The request =>
Copy out the data below verbatim.

Extracted material =>
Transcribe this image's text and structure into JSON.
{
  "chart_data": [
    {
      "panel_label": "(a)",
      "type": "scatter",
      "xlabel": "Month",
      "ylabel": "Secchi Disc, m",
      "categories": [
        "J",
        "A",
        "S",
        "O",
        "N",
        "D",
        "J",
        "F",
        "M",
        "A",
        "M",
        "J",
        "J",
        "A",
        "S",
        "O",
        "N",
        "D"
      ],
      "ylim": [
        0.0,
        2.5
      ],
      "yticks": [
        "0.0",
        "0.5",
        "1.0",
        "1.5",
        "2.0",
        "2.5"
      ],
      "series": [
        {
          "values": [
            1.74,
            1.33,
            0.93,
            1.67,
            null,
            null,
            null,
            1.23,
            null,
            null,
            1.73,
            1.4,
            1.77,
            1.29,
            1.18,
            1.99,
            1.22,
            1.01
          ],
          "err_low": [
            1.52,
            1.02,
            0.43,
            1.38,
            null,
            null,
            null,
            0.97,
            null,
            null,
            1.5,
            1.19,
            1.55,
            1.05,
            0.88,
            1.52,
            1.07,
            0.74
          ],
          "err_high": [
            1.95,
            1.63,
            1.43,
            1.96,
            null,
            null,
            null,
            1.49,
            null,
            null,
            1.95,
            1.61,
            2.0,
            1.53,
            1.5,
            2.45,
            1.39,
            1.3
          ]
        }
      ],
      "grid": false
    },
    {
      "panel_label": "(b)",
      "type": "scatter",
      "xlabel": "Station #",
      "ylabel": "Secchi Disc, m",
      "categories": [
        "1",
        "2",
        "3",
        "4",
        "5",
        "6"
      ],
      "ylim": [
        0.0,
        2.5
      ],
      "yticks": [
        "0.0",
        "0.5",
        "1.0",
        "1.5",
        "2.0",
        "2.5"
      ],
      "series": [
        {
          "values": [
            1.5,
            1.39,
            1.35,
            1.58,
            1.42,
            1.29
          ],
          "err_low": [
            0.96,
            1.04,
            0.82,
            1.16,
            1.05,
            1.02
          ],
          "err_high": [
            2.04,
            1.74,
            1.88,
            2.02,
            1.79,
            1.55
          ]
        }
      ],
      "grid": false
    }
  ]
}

Answer in full =>
Transcribe this image's text and structure into JSON.
{
  "chart_data": [
    {
      "panel_label": "(a)",
      "type": "scatter",
      "xlabel": "Month",
      "ylabel": "Secchi Disc, m",
      "categories": [
        "J",
        "A",
        "S",
        "O",
        "N",
        "D",
        "J",
        "F",
        "M",
        "A",
        "M",
        "J",
        "J",
        "A",
        "S",
        "O",
        "N",
        "D"
      ],
      "ylim": [
        0.0,
        2.5
      ],
      "yticks": [
        "0.0",
        "0.5",
        "1.0",
        "1.5",
        "2.0",
        "2.5"
      ],
      "series": [
        {
          "values": [
            1.74,
            1.33,
            0.93,
            1.67,
            null,
            null,
            null,
            1.23,
            null,
            null,
            1.73,
            1.4,
            1.77,
            1.29,
            1.18,
            1.99,
            1.22,
            1.01
          ],
          "err_low": [
            1.52,
            1.02,
            0.43,
            1.38,
            null,
            null,
            null,
            0.97,
            null,
            null,
            1.5,
            1.19,
            1.55,
            1.05,
            0.88,
            1.52,
            1.07,
            0.74
          ],
          "err_high": [
            1.95,
            1.63,
            1.43,
            1.96,
            null,
            null,
            null,
            1.49,
            null,
            null,
            1.95,
            1.61,
            2.0,
            1.53,
            1.5,
            2.45,
            1.39,
            1.3
          ]
        }
      ],
      "grid": false
    },
    {
      "panel_label": "(b)",
      "type": "scatter",
      "xlabel": "Station #",
      "ylabel": "Secchi Disc, m",
      "categories": [
        "1",
        "2",
        "3",
        "4",
        "5",
        "6"
      ],
      "ylim": [
        0.0,
        2.5
      ],
      "yticks": [
        "0.0",
        "0.5",
        "1.0",
        "1.5",
        "2.0",
        "2.5"
      ],
      "series": [
        {
          "values": [
            1.5,
            1.39,
            1.35,
            1.58,
            1.42,
            1.29
          ],
          "err_low": [
            0.96,
            1.04,
            0.82,
            1.16,
            1.05,
            1.02
          ],
          "err_high": [
            2.04,
            1.74,
            1.88,
            2.02,
            1.79,
            1.55
          ]
        }
      ],
      "grid": false
    }
  ]
}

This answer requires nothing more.